INSTRUCTIONS TO FOLLOW
How many of the lines here include "Forecast"? Answer with a single number.

PROVIDED DATA

..............................

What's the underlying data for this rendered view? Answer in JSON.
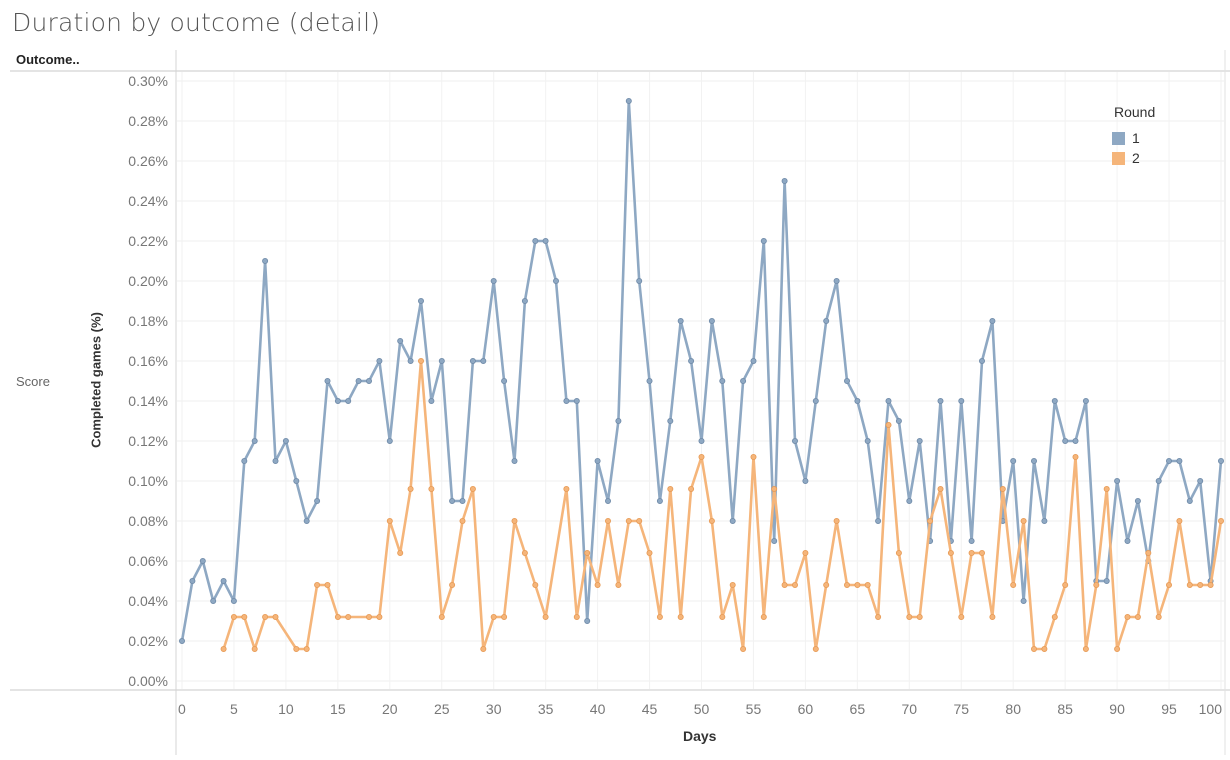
{
  "page": {
    "title": "Duration by outcome (detail)",
    "row_header": "Outcome..",
    "row_label": "Score"
  },
  "legend": {
    "title": "Round",
    "items": [
      {
        "label": "1",
        "color": "#8ea8c3"
      },
      {
        "label": "2",
        "color": "#f5b57a"
      }
    ]
  },
  "chart_data": {
    "type": "line",
    "title": "Duration by outcome (detail)",
    "xlabel": "Days",
    "ylabel": "Completed games (%)",
    "xlim": [
      0,
      100
    ],
    "ylim": [
      0,
      0.3
    ],
    "x_ticks": [
      0,
      5,
      10,
      15,
      20,
      25,
      30,
      35,
      40,
      45,
      50,
      55,
      60,
      65,
      70,
      75,
      80,
      85,
      90,
      95,
      100
    ],
    "y_ticks": [
      "0.00%",
      "0.02%",
      "0.04%",
      "0.06%",
      "0.08%",
      "0.10%",
      "0.12%",
      "0.14%",
      "0.16%",
      "0.18%",
      "0.20%",
      "0.22%",
      "0.24%",
      "0.26%",
      "0.28%",
      "0.30%"
    ],
    "grid": true,
    "legend_position": "top-right",
    "series": [
      {
        "name": "1",
        "color": "#8ea8c3",
        "x": [
          0,
          1,
          2,
          3,
          4,
          5,
          6,
          7,
          8,
          9,
          10,
          11,
          12,
          13,
          14,
          15,
          16,
          17,
          18,
          19,
          20,
          21,
          22,
          23,
          24,
          25,
          26,
          27,
          28,
          29,
          30,
          31,
          32,
          33,
          34,
          35,
          36,
          37,
          38,
          39,
          40,
          41,
          42,
          43,
          44,
          45,
          46,
          47,
          48,
          49,
          50,
          51,
          52,
          53,
          54,
          55,
          56,
          57,
          58,
          59,
          60,
          61,
          62,
          63,
          64,
          65,
          66,
          67,
          68,
          69,
          70,
          71,
          72,
          73,
          74,
          75,
          76,
          77,
          78,
          79,
          80,
          81,
          82,
          83,
          84,
          85,
          86,
          87,
          88,
          89,
          90,
          91,
          92,
          93,
          94,
          95,
          96,
          97,
          98,
          99,
          100
        ],
        "values": [
          0.02,
          0.05,
          0.06,
          0.04,
          0.05,
          0.04,
          0.11,
          0.12,
          0.21,
          0.11,
          0.12,
          0.1,
          0.08,
          0.09,
          0.15,
          0.14,
          0.14,
          0.15,
          0.15,
          0.16,
          0.12,
          0.17,
          0.16,
          0.19,
          0.14,
          0.16,
          0.09,
          0.09,
          0.16,
          0.16,
          0.2,
          0.15,
          0.11,
          0.19,
          0.22,
          0.22,
          0.2,
          0.14,
          0.14,
          0.03,
          0.11,
          0.09,
          0.13,
          0.29,
          0.2,
          0.15,
          0.09,
          0.13,
          0.18,
          0.16,
          0.12,
          0.18,
          0.15,
          0.08,
          0.15,
          0.16,
          0.22,
          0.07,
          0.25,
          0.12,
          0.1,
          0.14,
          0.18,
          0.2,
          0.15,
          0.14,
          0.12,
          0.08,
          0.14,
          0.13,
          0.09,
          0.12,
          0.07,
          0.14,
          0.07,
          0.14,
          0.07,
          0.16,
          0.18,
          0.08,
          0.11,
          0.04,
          0.11,
          0.08,
          0.14,
          0.12,
          0.12,
          0.14,
          0.05,
          0.05,
          0.1,
          0.07,
          0.09,
          0.06,
          0.1,
          0.11,
          0.11,
          0.09,
          0.1,
          0.05,
          0.11
        ]
      },
      {
        "name": "2",
        "color": "#f5b57a",
        "x": [
          4,
          5,
          6,
          7,
          8,
          9,
          11,
          12,
          13,
          14,
          15,
          16,
          18,
          19,
          20,
          21,
          22,
          23,
          24,
          25,
          26,
          27,
          28,
          29,
          30,
          31,
          32,
          33,
          34,
          35,
          37,
          38,
          39,
          40,
          41,
          42,
          43,
          44,
          45,
          46,
          47,
          48,
          49,
          50,
          51,
          52,
          53,
          54,
          55,
          56,
          57,
          58,
          59,
          60,
          61,
          62,
          63,
          64,
          65,
          66,
          67,
          68,
          69,
          70,
          71,
          72,
          73,
          74,
          75,
          76,
          77,
          78,
          79,
          80,
          81,
          82,
          83,
          84,
          85,
          86,
          87,
          88,
          89,
          90,
          91,
          92,
          93,
          94,
          95,
          96,
          97,
          98,
          99,
          100
        ],
        "values": [
          0.016,
          0.032,
          0.032,
          0.016,
          0.032,
          0.032,
          0.016,
          0.016,
          0.048,
          0.048,
          0.032,
          0.032,
          0.032,
          0.032,
          0.08,
          0.064,
          0.096,
          0.16,
          0.096,
          0.032,
          0.048,
          0.08,
          0.096,
          0.016,
          0.032,
          0.032,
          0.08,
          0.064,
          0.048,
          0.032,
          0.096,
          0.032,
          0.064,
          0.048,
          0.08,
          0.048,
          0.08,
          0.08,
          0.064,
          0.032,
          0.096,
          0.032,
          0.096,
          0.112,
          0.08,
          0.032,
          0.048,
          0.016,
          0.112,
          0.032,
          0.096,
          0.048,
          0.048,
          0.064,
          0.016,
          0.048,
          0.08,
          0.048,
          0.048,
          0.048,
          0.032,
          0.128,
          0.064,
          0.032,
          0.032,
          0.08,
          0.096,
          0.064,
          0.032,
          0.064,
          0.064,
          0.032,
          0.096,
          0.048,
          0.08,
          0.016,
          0.016,
          0.032,
          0.048,
          0.112,
          0.016,
          0.048,
          0.096,
          0.016,
          0.032,
          0.032,
          0.064,
          0.032,
          0.048,
          0.08,
          0.048,
          0.048,
          0.048,
          0.08
        ]
      }
    ]
  }
}
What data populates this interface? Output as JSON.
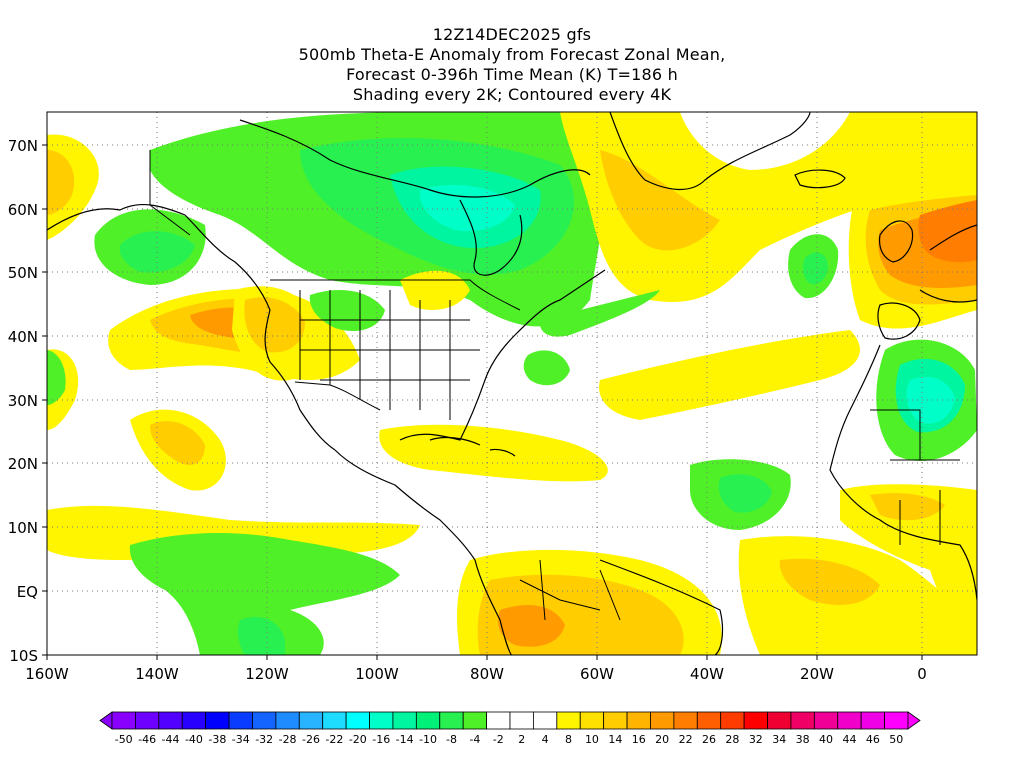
{
  "title_lines": [
    "12Z14DEC2025 gfs",
    "500mb Theta-E Anomaly from Forecast Zonal Mean,",
    "Forecast 0-396h Time Mean (K) T=186 h",
    "Shading every 2K; Contoured every 4K"
  ],
  "axes": {
    "lon_labels": [
      "160W",
      "140W",
      "120W",
      "100W",
      "80W",
      "60W",
      "40W",
      "20W",
      "0"
    ],
    "lat_labels": [
      "70N",
      "60N",
      "50N",
      "40N",
      "30N",
      "20N",
      "10N",
      "EQ",
      "10S"
    ]
  },
  "colorbar": {
    "labels": [
      "-50",
      "-46",
      "-44",
      "-40",
      "-38",
      "-34",
      "-32",
      "-28",
      "-26",
      "-22",
      "-20",
      "-16",
      "-14",
      "-10",
      "-8",
      "-4",
      "-2",
      "2",
      "4",
      "8",
      "10",
      "14",
      "16",
      "20",
      "22",
      "26",
      "28",
      "32",
      "34",
      "38",
      "40",
      "44",
      "46",
      "50"
    ],
    "colors": [
      "#8a00ff",
      "#6e00ff",
      "#5200ff",
      "#2800ff",
      "#0000ff",
      "#0a3cff",
      "#1464ff",
      "#1e8cff",
      "#28b4ff",
      "#1edcff",
      "#00ffff",
      "#00ffc8",
      "#00f5a0",
      "#00f078",
      "#28f050",
      "#50f028",
      "#ffffff",
      "#ffffff",
      "#ffffff",
      "#fff500",
      "#ffe100",
      "#ffcd00",
      "#ffb400",
      "#ff9b00",
      "#ff7d00",
      "#ff5f00",
      "#ff3c00",
      "#ff0000",
      "#f00032",
      "#f00064",
      "#f00096",
      "#f000c8",
      "#f000e6",
      "#ff00ff"
    ]
  },
  "map_colors": {
    "yellow": "#fff500",
    "gold": "#ffcd00",
    "orange": "#ff9b00",
    "dorange": "#ff7d00",
    "green": "#50f028",
    "lgreen": "#28f050",
    "mint": "#00f078",
    "aqua": "#00f5a0",
    "cyan": "#00ffc8"
  }
}
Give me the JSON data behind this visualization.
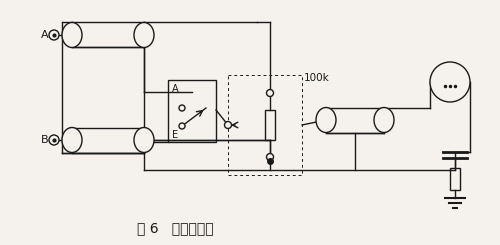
{
  "title": "图 6   双芯屏蔽线",
  "title_fontsize": 10,
  "bg_color": "#f5f2ed",
  "line_color": "#1a1a1a",
  "label_A": "A",
  "label_B": "B",
  "label_Aswitch": "A",
  "label_Eswitch": "E",
  "label_100k": "100k",
  "fig_width": 5.0,
  "fig_height": 2.45,
  "dpi": 100
}
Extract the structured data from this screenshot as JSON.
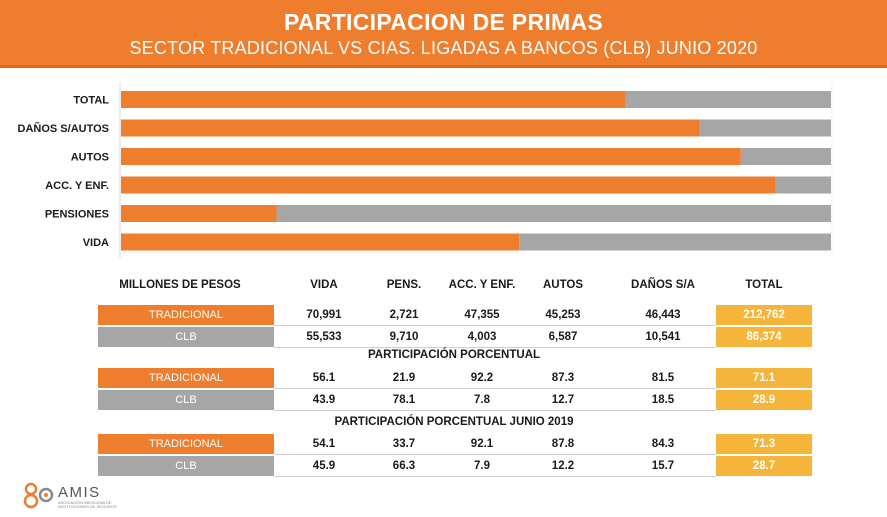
{
  "header": {
    "title": "PARTICIPACION DE PRIMAS",
    "subtitle": "SECTOR TRADICIONAL VS CIAS. LIGADAS A BANCOS (CLB) JUNIO 2020"
  },
  "colors": {
    "tradicional": "#ee7d2d",
    "clb": "#a6a6a6",
    "total": "#f4b53a"
  },
  "chart_data": {
    "type": "bar",
    "orientation": "horizontal",
    "stacked": true,
    "percent": true,
    "categories": [
      "TOTAL",
      "DAÑOS S/AUTOS",
      "AUTOS",
      "ACC. Y ENF.",
      "PENSIONES",
      "VIDA"
    ],
    "series": [
      {
        "name": "TRADICIONAL",
        "values": [
          71.1,
          81.5,
          87.3,
          92.2,
          21.9,
          56.1
        ]
      },
      {
        "name": "CLB",
        "values": [
          28.9,
          18.5,
          12.7,
          7.8,
          78.1,
          43.9
        ]
      }
    ],
    "xlim": [
      0,
      100
    ]
  },
  "table": {
    "headers": [
      "MILLONES DE PESOS",
      "VIDA",
      "PENS.",
      "ACC. Y ENF.",
      "AUTOS",
      "DAÑOS S/A",
      "TOTAL"
    ],
    "blocks": [
      {
        "title": "",
        "rows": [
          {
            "label": "TRADICIONAL",
            "values": [
              "70,991",
              "2,721",
              "47,355",
              "45,253",
              "46,443"
            ],
            "total": "212,762"
          },
          {
            "label": "CLB",
            "values": [
              "55,533",
              "9,710",
              "4,003",
              "6,587",
              "10,541"
            ],
            "total": "86,374"
          }
        ]
      },
      {
        "title": "PARTICIPACIÓN PORCENTUAL",
        "rows": [
          {
            "label": "TRADICIONAL",
            "values": [
              "56.1",
              "21.9",
              "92.2",
              "87.3",
              "81.5"
            ],
            "total": "71.1"
          },
          {
            "label": "CLB",
            "values": [
              "43.9",
              "78.1",
              "7.8",
              "12.7",
              "18.5"
            ],
            "total": "28.9"
          }
        ]
      },
      {
        "title": "PARTICIPACIÓN PORCENTUAL  JUNIO 2019",
        "rows": [
          {
            "label": "TRADICIONAL",
            "values": [
              "54.1",
              "33.7",
              "92.1",
              "87.8",
              "84.3"
            ],
            "total": "71.3"
          },
          {
            "label": "CLB",
            "values": [
              "45.9",
              "66.3",
              "7.9",
              "12.2",
              "15.7"
            ],
            "total": "28.7"
          }
        ]
      }
    ]
  },
  "logo": {
    "name": "AMIS",
    "tagline": "ASOCIACIÓN MEXICANA DE INSTITUCIONES DE SEGUROS"
  }
}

..............................

EXERCISE OUTPUT
2